==== RECORDS SHOWN
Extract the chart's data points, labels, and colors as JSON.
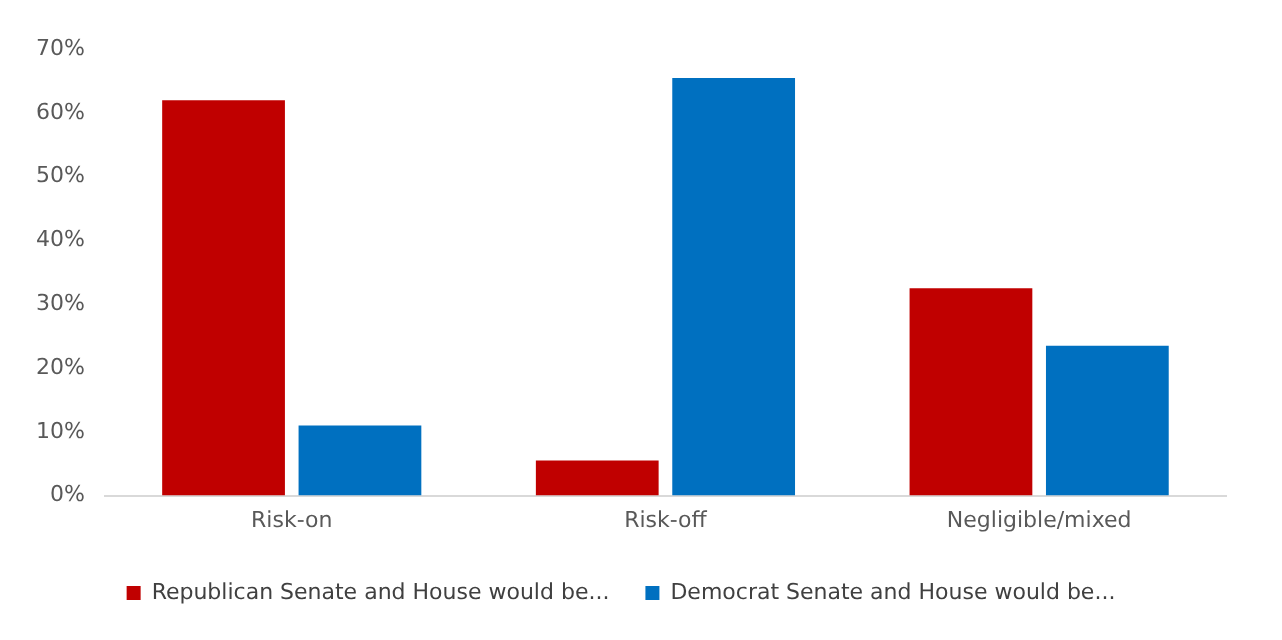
{
  "chart_data": {
    "type": "bar",
    "categories": [
      "Risk-on",
      "Risk-off",
      "Negligible/mixed"
    ],
    "series": [
      {
        "name": "Republican Senate and House would be...",
        "color": "#c00000",
        "values": [
          62,
          5.5,
          32.5
        ]
      },
      {
        "name": "Democrat Senate and House would be...",
        "color": "#0070c0",
        "values": [
          11,
          65.5,
          23.5
        ]
      }
    ],
    "ylim": [
      0,
      70
    ],
    "yticks": [
      {
        "value": 0,
        "label": "0%"
      },
      {
        "value": 10,
        "label": "10%"
      },
      {
        "value": 20,
        "label": "20%"
      },
      {
        "value": 30,
        "label": "30%"
      },
      {
        "value": 40,
        "label": "40%"
      },
      {
        "value": 50,
        "label": "50%"
      },
      {
        "value": 60,
        "label": "60%"
      },
      {
        "value": 70,
        "label": "70%"
      }
    ],
    "grid": false,
    "legend": "bottom"
  }
}
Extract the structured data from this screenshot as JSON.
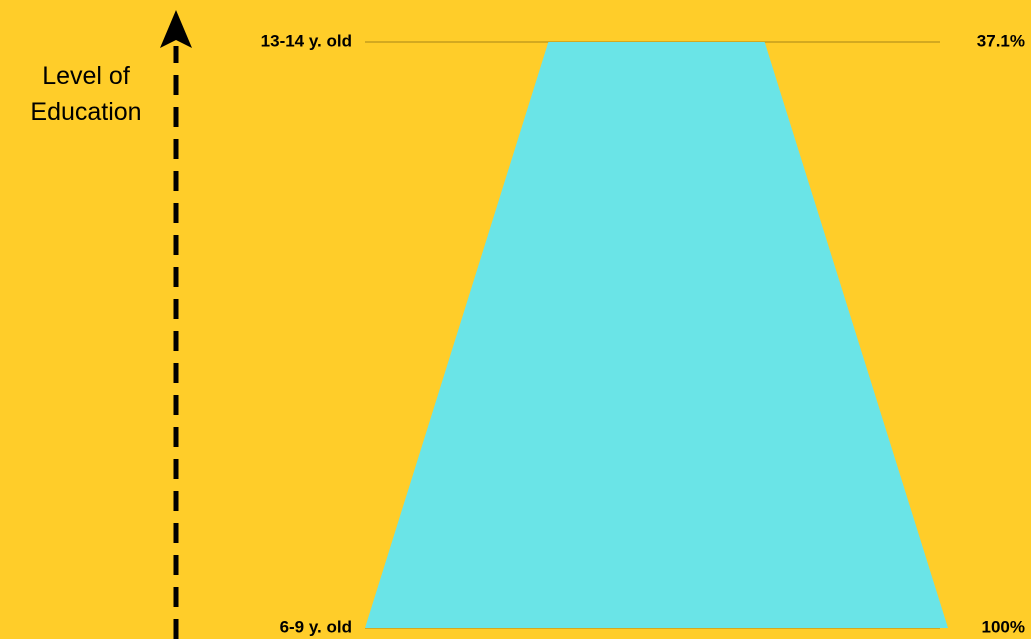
{
  "chart_data": {
    "type": "funnel",
    "axis_label": "Level of Education",
    "categories": [
      "6-9 y. old",
      "13-14 y. old"
    ],
    "values": [
      100,
      37.1
    ],
    "value_labels": [
      "100%",
      "37.1%"
    ],
    "color": "#6AE4E7",
    "background": "#FFCD29"
  }
}
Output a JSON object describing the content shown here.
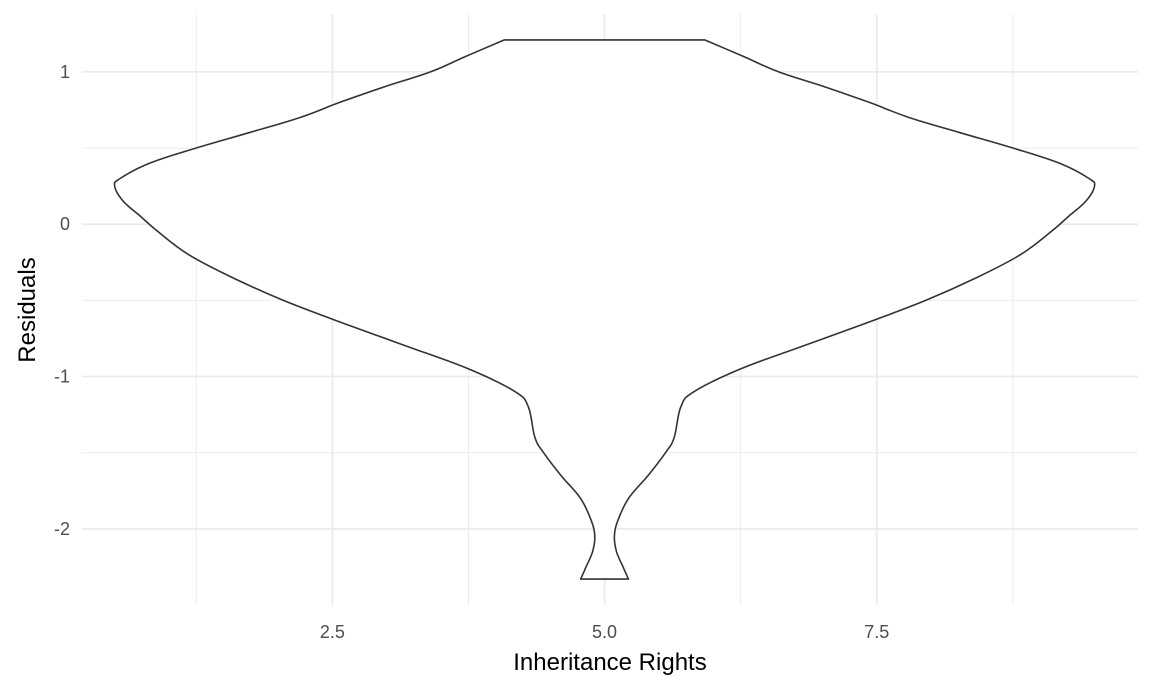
{
  "chart_data": {
    "type": "violin",
    "title": "",
    "xlabel": "Inheritance Rights",
    "ylabel": "Residuals",
    "xlim": [
      0.2,
      9.9
    ],
    "ylim": [
      -2.5,
      1.38
    ],
    "x_ticks": [
      2.5,
      5.0,
      7.5
    ],
    "x_tick_labels": [
      "2.5",
      "5.0",
      "7.5"
    ],
    "x_minor_ticks": [
      1.25,
      3.75,
      6.25,
      8.75
    ],
    "y_ticks": [
      1,
      0,
      -1,
      -2
    ],
    "y_tick_labels": [
      "1",
      "0",
      "-1",
      "-2"
    ],
    "y_minor_ticks": [
      0.5,
      -0.5,
      -1.5
    ],
    "grid": true,
    "violin": {
      "center_x": 5.0,
      "outline_color": "#333333",
      "fill_color": "#ffffff",
      "y_range": [
        -2.33,
        1.21
      ],
      "profile": [
        {
          "y": 1.21,
          "half_width": 0.92
        },
        {
          "y": 1.1,
          "half_width": 1.28
        },
        {
          "y": 1.0,
          "half_width": 1.6
        },
        {
          "y": 0.9,
          "half_width": 2.03
        },
        {
          "y": 0.8,
          "half_width": 2.43
        },
        {
          "y": 0.7,
          "half_width": 2.8
        },
        {
          "y": 0.6,
          "half_width": 3.27
        },
        {
          "y": 0.5,
          "half_width": 3.75
        },
        {
          "y": 0.4,
          "half_width": 4.18
        },
        {
          "y": 0.3,
          "half_width": 4.45
        },
        {
          "y": 0.25,
          "half_width": 4.5
        },
        {
          "y": 0.15,
          "half_width": 4.42
        },
        {
          "y": 0.05,
          "half_width": 4.26
        },
        {
          "y": -0.05,
          "half_width": 4.1
        },
        {
          "y": -0.2,
          "half_width": 3.82
        },
        {
          "y": -0.35,
          "half_width": 3.42
        },
        {
          "y": -0.5,
          "half_width": 2.95
        },
        {
          "y": -0.65,
          "half_width": 2.4
        },
        {
          "y": -0.8,
          "half_width": 1.82
        },
        {
          "y": -0.95,
          "half_width": 1.25
        },
        {
          "y": -1.1,
          "half_width": 0.82
        },
        {
          "y": -1.2,
          "half_width": 0.7
        },
        {
          "y": -1.4,
          "half_width": 0.64
        },
        {
          "y": -1.5,
          "half_width": 0.56
        },
        {
          "y": -1.65,
          "half_width": 0.4
        },
        {
          "y": -1.8,
          "half_width": 0.22
        },
        {
          "y": -1.95,
          "half_width": 0.12
        },
        {
          "y": -2.05,
          "half_width": 0.09
        },
        {
          "y": -2.15,
          "half_width": 0.11
        },
        {
          "y": -2.25,
          "half_width": 0.17
        },
        {
          "y": -2.33,
          "half_width": 0.22
        }
      ]
    }
  }
}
========
**EXERCISE GOAL:**
Go through the listing above and write it all out exactly, leaving out any picture.

**PROBLEM SOLUTION:**
Extract the chart's data points, labels, and colors as JSON.
{
  "chart_data": {
    "type": "bar",
    "categories": [
      "Risk-on",
      "Risk-off",
      "Negligible/mixed"
    ],
    "series": [
      {
        "name": "Republican Senate and House would be...",
        "color": "#c00000",
        "values": [
          62,
          5.5,
          32.5
        ]
      },
      {
        "name": "Democrat Senate and House would be...",
        "color": "#0070c0",
        "values": [
          11,
          65.5,
          23.5
        ]
      }
    ],
    "ylim": [
      0,
      70
    ],
    "yticks": [
      {
        "value": 0,
        "label": "0%"
      },
      {
        "value": 10,
        "label": "10%"
      },
      {
        "value": 20,
        "label": "20%"
      },
      {
        "value": 30,
        "label": "30%"
      },
      {
        "value": 40,
        "label": "40%"
      },
      {
        "value": 50,
        "label": "50%"
      },
      {
        "value": 60,
        "label": "60%"
      },
      {
        "value": 70,
        "label": "70%"
      }
    ],
    "grid": false,
    "legend": "bottom"
  }
}
Extract the structured data from this screenshot as JSON.
{
  "chart_data": {
    "type": "funnel",
    "axis_label": "Level of Education",
    "categories": [
      "6-9 y. old",
      "13-14 y. old"
    ],
    "values": [
      100,
      37.1
    ],
    "value_labels": [
      "100%",
      "37.1%"
    ],
    "color": "#6AE4E7",
    "background": "#FFCD29"
  }
}
Output a JSON object describing the content shown here.
{
  "chart_data": {
    "type": "violin",
    "title": "",
    "xlabel": "Inheritance Rights",
    "ylabel": "Residuals",
    "xlim": [
      0.2,
      9.9
    ],
    "ylim": [
      -2.5,
      1.38
    ],
    "x_ticks": [
      2.5,
      5.0,
      7.5
    ],
    "x_tick_labels": [
      "2.5",
      "5.0",
      "7.5"
    ],
    "x_minor_ticks": [
      1.25,
      3.75,
      6.25,
      8.75
    ],
    "y_ticks": [
      1,
      0,
      -1,
      -2
    ],
    "y_tick_labels": [
      "1",
      "0",
      "-1",
      "-2"
    ],
    "y_minor_ticks": [
      0.5,
      -0.5,
      -1.5
    ],
    "grid": true,
    "violin": {
      "center_x": 5.0,
      "outline_color": "#333333",
      "fill_color": "#ffffff",
      "y_range": [
        -2.33,
        1.21
      ],
      "profile": [
        {
          "y": 1.21,
          "half_width": 0.92
        },
        {
          "y": 1.1,
          "half_width": 1.28
        },
        {
          "y": 1.0,
          "half_width": 1.6
        },
        {
          "y": 0.9,
          "half_width": 2.03
        },
        {
          "y": 0.8,
          "half_width": 2.43
        },
        {
          "y": 0.7,
          "half_width": 2.8
        },
        {
          "y": 0.6,
          "half_width": 3.27
        },
        {
          "y": 0.5,
          "half_width": 3.75
        },
        {
          "y": 0.4,
          "half_width": 4.18
        },
        {
          "y": 0.3,
          "half_width": 4.45
        },
        {
          "y": 0.25,
          "half_width": 4.5
        },
        {
          "y": 0.15,
          "half_width": 4.42
        },
        {
          "y": 0.05,
          "half_width": 4.26
        },
        {
          "y": -0.05,
          "half_width": 4.1
        },
        {
          "y": -0.2,
          "half_width": 3.82
        },
        {
          "y": -0.35,
          "half_width": 3.42
        },
        {
          "y": -0.5,
          "half_width": 2.95
        },
        {
          "y": -0.65,
          "half_width": 2.4
        },
        {
          "y": -0.8,
          "half_width": 1.82
        },
        {
          "y": -0.95,
          "half_width": 1.25
        },
        {
          "y": -1.1,
          "half_width": 0.82
        },
        {
          "y": -1.2,
          "half_width": 0.7
        },
        {
          "y": -1.4,
          "half_width": 0.64
        },
        {
          "y": -1.5,
          "half_width": 0.56
        },
        {
          "y": -1.65,
          "half_width": 0.4
        },
        {
          "y": -1.8,
          "half_width": 0.22
        },
        {
          "y": -1.95,
          "half_width": 0.12
        },
        {
          "y": -2.05,
          "half_width": 0.09
        },
        {
          "y": -2.15,
          "half_width": 0.11
        },
        {
          "y": -2.25,
          "half_width": 0.17
        },
        {
          "y": -2.33,
          "half_width": 0.22
        }
      ]
    }
  }
}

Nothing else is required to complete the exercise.